▶ [Items from a data source]
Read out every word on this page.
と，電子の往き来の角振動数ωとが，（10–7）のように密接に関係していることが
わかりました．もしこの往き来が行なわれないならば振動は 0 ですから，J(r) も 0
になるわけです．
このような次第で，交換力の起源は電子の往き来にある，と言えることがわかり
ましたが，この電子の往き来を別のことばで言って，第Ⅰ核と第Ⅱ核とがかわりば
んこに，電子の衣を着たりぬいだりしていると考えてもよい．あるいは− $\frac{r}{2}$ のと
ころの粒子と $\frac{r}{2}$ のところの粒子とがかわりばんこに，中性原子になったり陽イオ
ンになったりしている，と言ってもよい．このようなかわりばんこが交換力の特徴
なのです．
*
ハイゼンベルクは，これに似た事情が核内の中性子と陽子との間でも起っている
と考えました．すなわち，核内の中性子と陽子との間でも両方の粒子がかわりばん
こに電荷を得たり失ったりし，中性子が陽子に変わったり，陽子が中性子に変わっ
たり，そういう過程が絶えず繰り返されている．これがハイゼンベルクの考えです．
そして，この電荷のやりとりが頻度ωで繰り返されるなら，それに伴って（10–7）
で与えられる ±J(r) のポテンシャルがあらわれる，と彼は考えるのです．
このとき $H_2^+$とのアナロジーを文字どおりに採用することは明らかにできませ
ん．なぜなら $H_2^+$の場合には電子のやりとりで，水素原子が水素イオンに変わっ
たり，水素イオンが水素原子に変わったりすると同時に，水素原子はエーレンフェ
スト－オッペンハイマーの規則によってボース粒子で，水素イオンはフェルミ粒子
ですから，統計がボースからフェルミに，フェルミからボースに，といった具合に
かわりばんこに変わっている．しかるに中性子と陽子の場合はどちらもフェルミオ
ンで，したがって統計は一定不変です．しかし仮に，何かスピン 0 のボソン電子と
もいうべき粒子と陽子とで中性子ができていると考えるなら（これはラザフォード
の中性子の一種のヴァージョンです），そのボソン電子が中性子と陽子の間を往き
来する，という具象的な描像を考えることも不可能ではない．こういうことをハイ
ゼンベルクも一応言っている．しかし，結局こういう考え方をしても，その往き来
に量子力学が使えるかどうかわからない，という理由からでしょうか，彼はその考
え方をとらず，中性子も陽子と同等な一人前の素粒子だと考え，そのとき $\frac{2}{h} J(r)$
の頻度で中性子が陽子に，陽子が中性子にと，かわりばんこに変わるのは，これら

▶ [Exercise] Write out the whole listing again, exactly as it stands.

▶ [The output]
Read out every word on this page.
と，電子の往き来の角振動数ωとが，（10–7）のように密接に関係していることが
わかりました．もしこの往き来が行なわれないならば振動は 0 ですから，J(r) も 0
になるわけです．
このような次第で，交換力の起源は電子の往き来にある，と言えることがわかり
ましたが，この電子の往き来を別のことばで言って，第Ⅰ核と第Ⅱ核とがかわりば
んこに，電子の衣を着たりぬいだりしていると考えてもよい．あるいは− $\frac{r}{2}$ のと
ころの粒子と $\frac{r}{2}$ のところの粒子とがかわりばんこに，中性原子になったり陽イオ
ンになったりしている，と言ってもよい．このようなかわりばんこが交換力の特徴
なのです．
*
ハイゼンベルクは，これに似た事情が核内の中性子と陽子との間でも起っている
と考えました．すなわち，核内の中性子と陽子との間でも両方の粒子がかわりばん
こに電荷を得たり失ったりし，中性子が陽子に変わったり，陽子が中性子に変わっ
たり，そういう過程が絶えず繰り返されている．これがハイゼンベルクの考えです．
そして，この電荷のやりとりが頻度ωで繰り返されるなら，それに伴って（10–7）
で与えられる ±J(r) のポテンシャルがあらわれる，と彼は考えるのです．
このとき $H_2^+$とのアナロジーを文字どおりに採用することは明らかにできませ
ん．なぜなら $H_2^+$の場合には電子のやりとりで，水素原子が水素イオンに変わっ
たり，水素イオンが水素原子に変わったりすると同時に，水素原子はエーレンフェ
スト－オッペンハイマーの規則によってボース粒子で，水素イオンはフェルミ粒子
ですから，統計がボースからフェルミに，フェルミからボースに，といった具合に
かわりばんこに変わっている．しかるに中性子と陽子の場合はどちらもフェルミオ
ンで，したがって統計は一定不変です．しかし仮に，何かスピン 0 のボソン電子と
もいうべき粒子と陽子とで中性子ができていると考えるなら（これはラザフォード
の中性子の一種のヴァージョンです），そのボソン電子が中性子と陽子の間を往き
来する，という具象的な描像を考えることも不可能ではない．こういうことをハイ
ゼンベルクも一応言っている．しかし，結局こういう考え方をしても，その往き来
に量子力学が使えるかどうかわからない，という理由からでしょうか，彼はその考
え方をとらず，中性子も陽子と同等な一人前の素粒子だと考え，そのとき $\frac{2}{h} J(r)$
の頻度で中性子が陽子に，陽子が中性子にと，かわりばんこに変わるのは，これら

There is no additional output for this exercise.